Make an exact copy of the lines, leaving the pictures out.

[BEGIN Data listing]

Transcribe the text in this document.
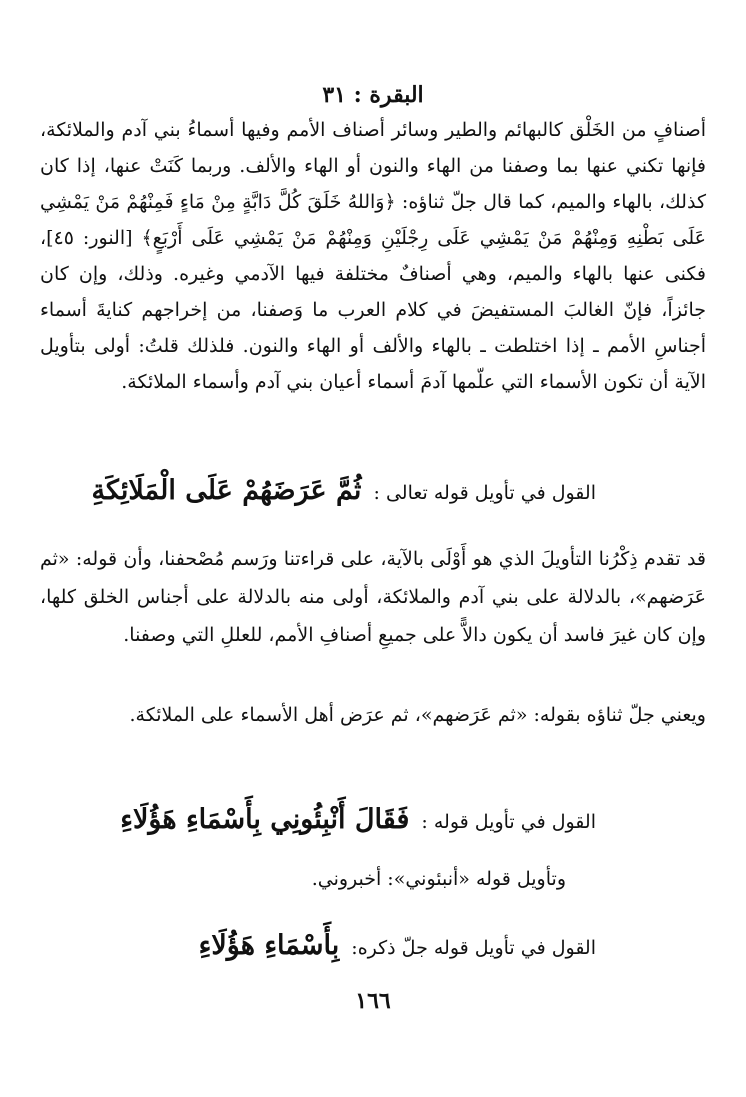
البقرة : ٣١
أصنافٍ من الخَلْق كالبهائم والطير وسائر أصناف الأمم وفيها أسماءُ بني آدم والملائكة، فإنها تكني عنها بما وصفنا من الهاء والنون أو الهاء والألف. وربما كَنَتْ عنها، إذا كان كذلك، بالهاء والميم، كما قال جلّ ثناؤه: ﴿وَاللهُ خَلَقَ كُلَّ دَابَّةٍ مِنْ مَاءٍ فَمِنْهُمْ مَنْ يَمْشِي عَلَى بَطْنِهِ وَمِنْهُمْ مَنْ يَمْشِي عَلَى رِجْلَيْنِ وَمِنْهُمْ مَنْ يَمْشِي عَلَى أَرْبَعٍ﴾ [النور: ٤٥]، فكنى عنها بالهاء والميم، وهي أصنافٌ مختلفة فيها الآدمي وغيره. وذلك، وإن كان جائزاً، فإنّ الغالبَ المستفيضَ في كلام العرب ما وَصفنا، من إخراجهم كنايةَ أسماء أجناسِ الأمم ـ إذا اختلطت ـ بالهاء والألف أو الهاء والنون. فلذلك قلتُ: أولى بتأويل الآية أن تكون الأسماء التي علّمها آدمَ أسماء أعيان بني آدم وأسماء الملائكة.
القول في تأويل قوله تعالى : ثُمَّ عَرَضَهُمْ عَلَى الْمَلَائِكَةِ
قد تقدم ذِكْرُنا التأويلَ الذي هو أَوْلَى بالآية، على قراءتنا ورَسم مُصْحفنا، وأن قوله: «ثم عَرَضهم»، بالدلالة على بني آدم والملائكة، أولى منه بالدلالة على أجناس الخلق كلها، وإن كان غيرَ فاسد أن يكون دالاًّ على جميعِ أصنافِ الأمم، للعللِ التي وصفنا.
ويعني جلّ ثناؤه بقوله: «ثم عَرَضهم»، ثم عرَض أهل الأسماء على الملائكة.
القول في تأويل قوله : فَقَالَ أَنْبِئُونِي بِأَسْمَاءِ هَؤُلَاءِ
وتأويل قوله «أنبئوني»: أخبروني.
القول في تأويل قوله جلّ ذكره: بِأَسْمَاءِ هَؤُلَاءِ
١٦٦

[END Data listing]

> _The solution_:
Transcribe the text in this document.
البقرة : ٣١
أصنافٍ من الخَلْق كالبهائم والطير وسائر أصناف الأمم وفيها أسماءُ بني آدم والملائكة، فإنها تكني عنها بما وصفنا من الهاء والنون أو الهاء والألف. وربما كَنَتْ عنها، إذا كان كذلك، بالهاء والميم، كما قال جلّ ثناؤه: ﴿وَاللهُ خَلَقَ كُلَّ دَابَّةٍ مِنْ مَاءٍ فَمِنْهُمْ مَنْ يَمْشِي عَلَى بَطْنِهِ وَمِنْهُمْ مَنْ يَمْشِي عَلَى رِجْلَيْنِ وَمِنْهُمْ مَنْ يَمْشِي عَلَى أَرْبَعٍ﴾ [النور: ٤٥]، فكنى عنها بالهاء والميم، وهي أصنافٌ مختلفة فيها الآدمي وغيره. وذلك، وإن كان جائزاً، فإنّ الغالبَ المستفيضَ في كلام العرب ما وَصفنا، من إخراجهم كنايةَ أسماء أجناسِ الأمم ـ إذا اختلطت ـ بالهاء والألف أو الهاء والنون. فلذلك قلتُ: أولى بتأويل الآية أن تكون الأسماء التي علّمها آدمَ أسماء أعيان بني آدم وأسماء الملائكة.
القول في تأويل قوله تعالى : ثُمَّ عَرَضَهُمْ عَلَى الْمَلَائِكَةِ
قد تقدم ذِكْرُنا التأويلَ الذي هو أَوْلَى بالآية، على قراءتنا ورَسم مُصْحفنا، وأن قوله: «ثم عَرَضهم»، بالدلالة على بني آدم والملائكة، أولى منه بالدلالة على أجناس الخلق كلها، وإن كان غيرَ فاسد أن يكون دالاًّ على جميعِ أصنافِ الأمم، للعللِ التي وصفنا.
ويعني جلّ ثناؤه بقوله: «ثم عَرَضهم»، ثم عرَض أهل الأسماء على الملائكة.
القول في تأويل قوله : فَقَالَ أَنْبِئُونِي بِأَسْمَاءِ هَؤُلَاءِ
وتأويل قوله «أنبئوني»: أخبروني.
القول في تأويل قوله جلّ ذكره: بِأَسْمَاءِ هَؤُلَاءِ
١٦٦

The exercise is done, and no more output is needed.